Records from a dataset:
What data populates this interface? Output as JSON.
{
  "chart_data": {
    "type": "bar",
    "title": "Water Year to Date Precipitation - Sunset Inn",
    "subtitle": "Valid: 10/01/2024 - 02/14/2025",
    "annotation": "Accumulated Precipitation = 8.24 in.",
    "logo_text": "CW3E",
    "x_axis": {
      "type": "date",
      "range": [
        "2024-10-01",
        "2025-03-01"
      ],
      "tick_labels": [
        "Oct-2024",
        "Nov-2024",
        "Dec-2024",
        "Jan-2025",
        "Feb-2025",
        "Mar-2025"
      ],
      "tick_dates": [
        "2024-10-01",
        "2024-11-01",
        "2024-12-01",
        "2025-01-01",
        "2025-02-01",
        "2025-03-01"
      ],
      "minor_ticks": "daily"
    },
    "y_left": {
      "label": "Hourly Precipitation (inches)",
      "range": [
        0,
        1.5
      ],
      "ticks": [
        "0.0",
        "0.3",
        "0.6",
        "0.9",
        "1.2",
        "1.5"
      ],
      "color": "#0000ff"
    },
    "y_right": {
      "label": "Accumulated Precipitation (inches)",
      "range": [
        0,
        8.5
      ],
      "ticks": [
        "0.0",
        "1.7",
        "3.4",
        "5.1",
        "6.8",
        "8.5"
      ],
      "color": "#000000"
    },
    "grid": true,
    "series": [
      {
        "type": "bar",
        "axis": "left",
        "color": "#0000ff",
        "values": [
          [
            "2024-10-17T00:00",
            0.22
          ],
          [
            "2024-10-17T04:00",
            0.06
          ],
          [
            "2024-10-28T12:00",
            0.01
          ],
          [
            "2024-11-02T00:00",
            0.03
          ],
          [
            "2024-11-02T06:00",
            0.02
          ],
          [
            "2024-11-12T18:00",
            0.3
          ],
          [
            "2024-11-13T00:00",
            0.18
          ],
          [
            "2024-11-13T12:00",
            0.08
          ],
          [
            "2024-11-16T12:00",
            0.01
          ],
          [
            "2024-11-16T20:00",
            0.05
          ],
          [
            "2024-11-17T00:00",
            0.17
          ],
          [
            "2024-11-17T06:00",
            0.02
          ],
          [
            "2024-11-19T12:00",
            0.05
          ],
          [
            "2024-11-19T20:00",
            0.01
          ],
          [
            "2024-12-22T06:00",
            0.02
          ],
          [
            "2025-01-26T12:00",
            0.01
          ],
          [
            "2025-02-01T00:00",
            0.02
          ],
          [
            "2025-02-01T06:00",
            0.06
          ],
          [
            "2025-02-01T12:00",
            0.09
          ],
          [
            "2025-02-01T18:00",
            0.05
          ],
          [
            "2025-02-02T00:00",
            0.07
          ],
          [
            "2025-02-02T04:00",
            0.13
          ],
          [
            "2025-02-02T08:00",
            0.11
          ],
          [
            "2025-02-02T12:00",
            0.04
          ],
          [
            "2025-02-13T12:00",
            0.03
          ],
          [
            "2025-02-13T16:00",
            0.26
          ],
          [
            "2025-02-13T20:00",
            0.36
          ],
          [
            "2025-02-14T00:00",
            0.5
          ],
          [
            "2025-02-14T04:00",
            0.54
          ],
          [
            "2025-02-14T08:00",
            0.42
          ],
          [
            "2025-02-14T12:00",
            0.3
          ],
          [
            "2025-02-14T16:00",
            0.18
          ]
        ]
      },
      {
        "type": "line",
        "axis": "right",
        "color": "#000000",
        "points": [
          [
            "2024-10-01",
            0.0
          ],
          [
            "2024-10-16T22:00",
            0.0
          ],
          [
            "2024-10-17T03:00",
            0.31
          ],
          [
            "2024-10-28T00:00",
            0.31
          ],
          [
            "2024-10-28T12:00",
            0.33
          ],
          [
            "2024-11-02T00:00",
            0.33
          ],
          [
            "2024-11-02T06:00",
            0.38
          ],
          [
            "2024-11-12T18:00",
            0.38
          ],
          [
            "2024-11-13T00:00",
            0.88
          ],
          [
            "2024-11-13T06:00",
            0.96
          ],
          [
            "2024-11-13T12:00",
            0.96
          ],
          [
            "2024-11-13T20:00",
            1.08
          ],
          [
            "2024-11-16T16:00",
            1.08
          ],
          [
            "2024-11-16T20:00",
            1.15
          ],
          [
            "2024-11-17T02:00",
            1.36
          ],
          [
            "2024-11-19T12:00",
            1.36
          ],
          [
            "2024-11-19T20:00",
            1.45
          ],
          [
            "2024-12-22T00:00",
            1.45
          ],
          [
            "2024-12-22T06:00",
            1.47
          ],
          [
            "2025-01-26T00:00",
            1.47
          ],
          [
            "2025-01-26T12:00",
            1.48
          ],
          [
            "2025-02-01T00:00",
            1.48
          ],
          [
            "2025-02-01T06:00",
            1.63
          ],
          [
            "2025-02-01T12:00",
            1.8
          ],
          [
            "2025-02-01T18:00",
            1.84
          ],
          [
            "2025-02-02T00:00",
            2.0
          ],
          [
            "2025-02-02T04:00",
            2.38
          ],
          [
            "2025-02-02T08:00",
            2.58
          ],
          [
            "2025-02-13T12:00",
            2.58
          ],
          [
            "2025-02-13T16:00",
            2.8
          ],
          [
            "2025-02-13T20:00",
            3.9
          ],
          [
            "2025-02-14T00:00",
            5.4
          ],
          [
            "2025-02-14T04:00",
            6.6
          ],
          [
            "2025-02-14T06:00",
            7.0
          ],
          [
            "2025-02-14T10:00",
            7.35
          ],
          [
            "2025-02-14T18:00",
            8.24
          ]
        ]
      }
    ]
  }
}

GIVEN TASK:
Count every line in the data where the string "inches" occurs. Give nothing except the number.

TASK RESPONSE:
2